> **LISTED ENTRIES**
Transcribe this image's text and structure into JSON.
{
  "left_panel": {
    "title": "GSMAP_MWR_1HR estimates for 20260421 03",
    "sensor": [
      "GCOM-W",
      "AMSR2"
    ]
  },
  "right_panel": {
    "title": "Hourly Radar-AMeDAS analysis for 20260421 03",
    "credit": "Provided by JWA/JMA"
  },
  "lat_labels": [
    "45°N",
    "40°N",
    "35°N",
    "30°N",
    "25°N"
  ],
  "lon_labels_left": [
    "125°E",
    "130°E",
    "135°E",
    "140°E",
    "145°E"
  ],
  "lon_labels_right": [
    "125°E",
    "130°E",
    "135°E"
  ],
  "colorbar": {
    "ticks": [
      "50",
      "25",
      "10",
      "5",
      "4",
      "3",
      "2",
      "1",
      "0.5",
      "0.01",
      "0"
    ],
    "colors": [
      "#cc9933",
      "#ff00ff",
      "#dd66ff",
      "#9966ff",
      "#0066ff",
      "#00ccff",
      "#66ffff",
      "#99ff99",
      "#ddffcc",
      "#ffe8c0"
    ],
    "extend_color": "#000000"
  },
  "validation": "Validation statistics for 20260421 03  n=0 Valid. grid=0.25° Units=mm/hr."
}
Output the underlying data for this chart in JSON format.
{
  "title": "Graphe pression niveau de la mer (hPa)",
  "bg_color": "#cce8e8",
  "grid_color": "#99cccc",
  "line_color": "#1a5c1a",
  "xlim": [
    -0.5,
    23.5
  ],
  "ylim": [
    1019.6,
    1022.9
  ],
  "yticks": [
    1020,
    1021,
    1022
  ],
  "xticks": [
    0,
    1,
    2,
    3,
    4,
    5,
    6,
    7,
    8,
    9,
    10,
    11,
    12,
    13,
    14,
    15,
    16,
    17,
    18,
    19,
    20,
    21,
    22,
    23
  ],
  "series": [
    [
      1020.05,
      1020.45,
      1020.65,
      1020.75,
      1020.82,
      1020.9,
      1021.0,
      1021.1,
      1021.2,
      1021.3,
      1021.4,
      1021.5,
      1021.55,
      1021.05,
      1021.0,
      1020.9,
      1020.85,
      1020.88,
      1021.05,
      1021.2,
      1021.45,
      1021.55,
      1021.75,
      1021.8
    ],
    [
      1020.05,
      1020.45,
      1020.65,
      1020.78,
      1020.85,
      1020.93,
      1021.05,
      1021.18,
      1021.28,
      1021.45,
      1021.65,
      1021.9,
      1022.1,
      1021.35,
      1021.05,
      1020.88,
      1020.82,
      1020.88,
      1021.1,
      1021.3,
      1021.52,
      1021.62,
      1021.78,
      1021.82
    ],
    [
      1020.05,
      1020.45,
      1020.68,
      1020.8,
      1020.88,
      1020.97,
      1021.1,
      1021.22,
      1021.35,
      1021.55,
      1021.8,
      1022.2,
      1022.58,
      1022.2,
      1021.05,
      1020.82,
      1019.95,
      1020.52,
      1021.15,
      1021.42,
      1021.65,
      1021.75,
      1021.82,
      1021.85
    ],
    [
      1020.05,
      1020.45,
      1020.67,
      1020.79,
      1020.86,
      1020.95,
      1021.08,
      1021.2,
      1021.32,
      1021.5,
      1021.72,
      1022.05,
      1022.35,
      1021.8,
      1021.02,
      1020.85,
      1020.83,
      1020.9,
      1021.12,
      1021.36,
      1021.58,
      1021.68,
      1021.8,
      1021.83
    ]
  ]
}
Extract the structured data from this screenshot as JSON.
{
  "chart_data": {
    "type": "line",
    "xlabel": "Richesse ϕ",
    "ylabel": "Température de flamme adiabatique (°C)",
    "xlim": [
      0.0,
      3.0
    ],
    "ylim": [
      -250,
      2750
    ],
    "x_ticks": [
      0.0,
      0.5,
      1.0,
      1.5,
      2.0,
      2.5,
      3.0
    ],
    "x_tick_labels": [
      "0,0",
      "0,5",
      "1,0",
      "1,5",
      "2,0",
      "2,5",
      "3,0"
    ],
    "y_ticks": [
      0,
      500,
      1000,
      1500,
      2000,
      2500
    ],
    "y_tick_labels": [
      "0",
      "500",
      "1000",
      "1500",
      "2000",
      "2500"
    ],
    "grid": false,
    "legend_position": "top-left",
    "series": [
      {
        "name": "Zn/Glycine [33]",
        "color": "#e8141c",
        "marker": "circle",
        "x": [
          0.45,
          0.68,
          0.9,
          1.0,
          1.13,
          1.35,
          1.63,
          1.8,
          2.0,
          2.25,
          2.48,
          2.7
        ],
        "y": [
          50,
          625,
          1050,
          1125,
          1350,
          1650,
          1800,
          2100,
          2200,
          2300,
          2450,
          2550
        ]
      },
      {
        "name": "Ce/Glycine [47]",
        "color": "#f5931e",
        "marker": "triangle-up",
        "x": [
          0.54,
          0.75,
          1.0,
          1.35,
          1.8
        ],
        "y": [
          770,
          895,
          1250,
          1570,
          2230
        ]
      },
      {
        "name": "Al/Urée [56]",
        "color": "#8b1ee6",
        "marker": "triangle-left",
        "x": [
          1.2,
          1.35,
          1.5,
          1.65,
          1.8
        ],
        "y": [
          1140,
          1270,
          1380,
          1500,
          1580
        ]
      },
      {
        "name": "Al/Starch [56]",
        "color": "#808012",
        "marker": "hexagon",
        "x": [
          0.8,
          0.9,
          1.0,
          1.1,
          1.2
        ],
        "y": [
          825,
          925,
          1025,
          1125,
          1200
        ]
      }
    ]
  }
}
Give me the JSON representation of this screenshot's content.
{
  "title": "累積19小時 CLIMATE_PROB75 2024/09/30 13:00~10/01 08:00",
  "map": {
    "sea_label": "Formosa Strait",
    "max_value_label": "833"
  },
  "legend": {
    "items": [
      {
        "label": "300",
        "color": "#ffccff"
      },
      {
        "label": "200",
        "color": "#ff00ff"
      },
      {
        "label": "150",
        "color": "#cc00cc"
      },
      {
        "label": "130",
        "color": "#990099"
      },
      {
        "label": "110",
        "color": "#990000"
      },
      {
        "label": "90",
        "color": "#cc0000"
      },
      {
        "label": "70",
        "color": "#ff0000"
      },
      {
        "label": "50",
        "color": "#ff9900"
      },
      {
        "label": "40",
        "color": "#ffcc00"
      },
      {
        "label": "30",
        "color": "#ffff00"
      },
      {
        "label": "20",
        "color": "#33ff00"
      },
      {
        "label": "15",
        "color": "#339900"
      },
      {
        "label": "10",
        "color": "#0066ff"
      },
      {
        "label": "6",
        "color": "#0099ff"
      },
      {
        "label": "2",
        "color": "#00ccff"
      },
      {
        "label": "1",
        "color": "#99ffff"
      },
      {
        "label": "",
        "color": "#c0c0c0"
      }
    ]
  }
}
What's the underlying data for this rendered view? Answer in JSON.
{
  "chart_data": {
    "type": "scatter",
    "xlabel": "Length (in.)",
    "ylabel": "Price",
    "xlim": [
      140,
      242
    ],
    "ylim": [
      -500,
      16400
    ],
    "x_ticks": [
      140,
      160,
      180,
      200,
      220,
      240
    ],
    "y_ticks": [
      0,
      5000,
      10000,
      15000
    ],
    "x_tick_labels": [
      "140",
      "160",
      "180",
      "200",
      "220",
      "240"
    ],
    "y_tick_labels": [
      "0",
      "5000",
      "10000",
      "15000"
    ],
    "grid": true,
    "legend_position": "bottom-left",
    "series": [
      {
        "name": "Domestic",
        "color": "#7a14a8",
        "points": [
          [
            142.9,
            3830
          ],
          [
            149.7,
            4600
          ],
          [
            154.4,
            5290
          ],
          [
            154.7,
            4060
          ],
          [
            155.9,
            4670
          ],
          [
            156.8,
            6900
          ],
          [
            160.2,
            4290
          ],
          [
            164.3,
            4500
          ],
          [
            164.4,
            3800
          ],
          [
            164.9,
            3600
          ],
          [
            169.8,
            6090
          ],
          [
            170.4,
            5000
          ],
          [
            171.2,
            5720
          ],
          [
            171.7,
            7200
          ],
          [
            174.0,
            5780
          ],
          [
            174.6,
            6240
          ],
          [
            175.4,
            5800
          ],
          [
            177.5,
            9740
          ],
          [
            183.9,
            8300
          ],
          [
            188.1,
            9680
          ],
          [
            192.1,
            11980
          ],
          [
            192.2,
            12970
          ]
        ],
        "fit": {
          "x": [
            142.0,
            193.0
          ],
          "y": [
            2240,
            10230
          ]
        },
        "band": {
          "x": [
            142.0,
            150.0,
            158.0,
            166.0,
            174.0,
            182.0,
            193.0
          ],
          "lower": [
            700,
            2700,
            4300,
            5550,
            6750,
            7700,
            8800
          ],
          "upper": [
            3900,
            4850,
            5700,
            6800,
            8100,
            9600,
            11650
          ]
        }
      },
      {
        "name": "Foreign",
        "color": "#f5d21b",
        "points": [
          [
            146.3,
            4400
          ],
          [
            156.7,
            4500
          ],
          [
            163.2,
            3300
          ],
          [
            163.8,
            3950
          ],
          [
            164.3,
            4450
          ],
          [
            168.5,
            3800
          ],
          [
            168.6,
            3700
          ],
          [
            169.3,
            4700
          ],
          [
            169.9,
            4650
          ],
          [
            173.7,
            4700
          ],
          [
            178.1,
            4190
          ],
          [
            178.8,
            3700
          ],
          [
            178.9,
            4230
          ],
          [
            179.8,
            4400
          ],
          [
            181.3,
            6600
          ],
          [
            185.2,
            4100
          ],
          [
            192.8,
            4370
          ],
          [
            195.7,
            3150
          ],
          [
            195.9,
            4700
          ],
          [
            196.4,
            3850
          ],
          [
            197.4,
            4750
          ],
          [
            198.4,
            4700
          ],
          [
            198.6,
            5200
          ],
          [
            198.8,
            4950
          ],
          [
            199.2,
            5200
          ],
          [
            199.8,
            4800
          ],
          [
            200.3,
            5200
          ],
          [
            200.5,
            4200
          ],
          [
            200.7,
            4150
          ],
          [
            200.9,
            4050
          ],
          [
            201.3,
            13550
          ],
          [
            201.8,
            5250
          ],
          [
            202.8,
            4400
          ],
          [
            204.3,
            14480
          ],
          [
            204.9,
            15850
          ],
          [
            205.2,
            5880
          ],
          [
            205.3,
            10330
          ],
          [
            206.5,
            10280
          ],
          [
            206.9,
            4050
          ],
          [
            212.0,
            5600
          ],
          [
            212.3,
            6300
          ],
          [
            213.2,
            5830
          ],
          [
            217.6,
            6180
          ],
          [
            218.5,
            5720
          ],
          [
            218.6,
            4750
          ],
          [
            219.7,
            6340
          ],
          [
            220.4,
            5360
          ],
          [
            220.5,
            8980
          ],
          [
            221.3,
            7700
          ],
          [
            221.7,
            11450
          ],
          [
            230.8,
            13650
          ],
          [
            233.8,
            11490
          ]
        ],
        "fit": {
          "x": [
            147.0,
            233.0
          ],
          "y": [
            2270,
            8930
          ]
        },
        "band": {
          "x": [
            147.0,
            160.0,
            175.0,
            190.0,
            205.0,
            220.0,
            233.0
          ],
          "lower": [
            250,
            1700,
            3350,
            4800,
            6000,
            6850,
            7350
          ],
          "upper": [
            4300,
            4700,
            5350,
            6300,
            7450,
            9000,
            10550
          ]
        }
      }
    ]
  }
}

> **SET PROBLEM**
Copy down every line of the entries containing the word "name".

> **EXPECTED ANSWER**
        "name": "Zn/Glycine [33]",
        "name": "Ce/Glycine [47]",
        "name": "Al/Urée [56]",
        "name": "Al/Starch [56]",
        "name": "Domestic",
        "name": "Foreign",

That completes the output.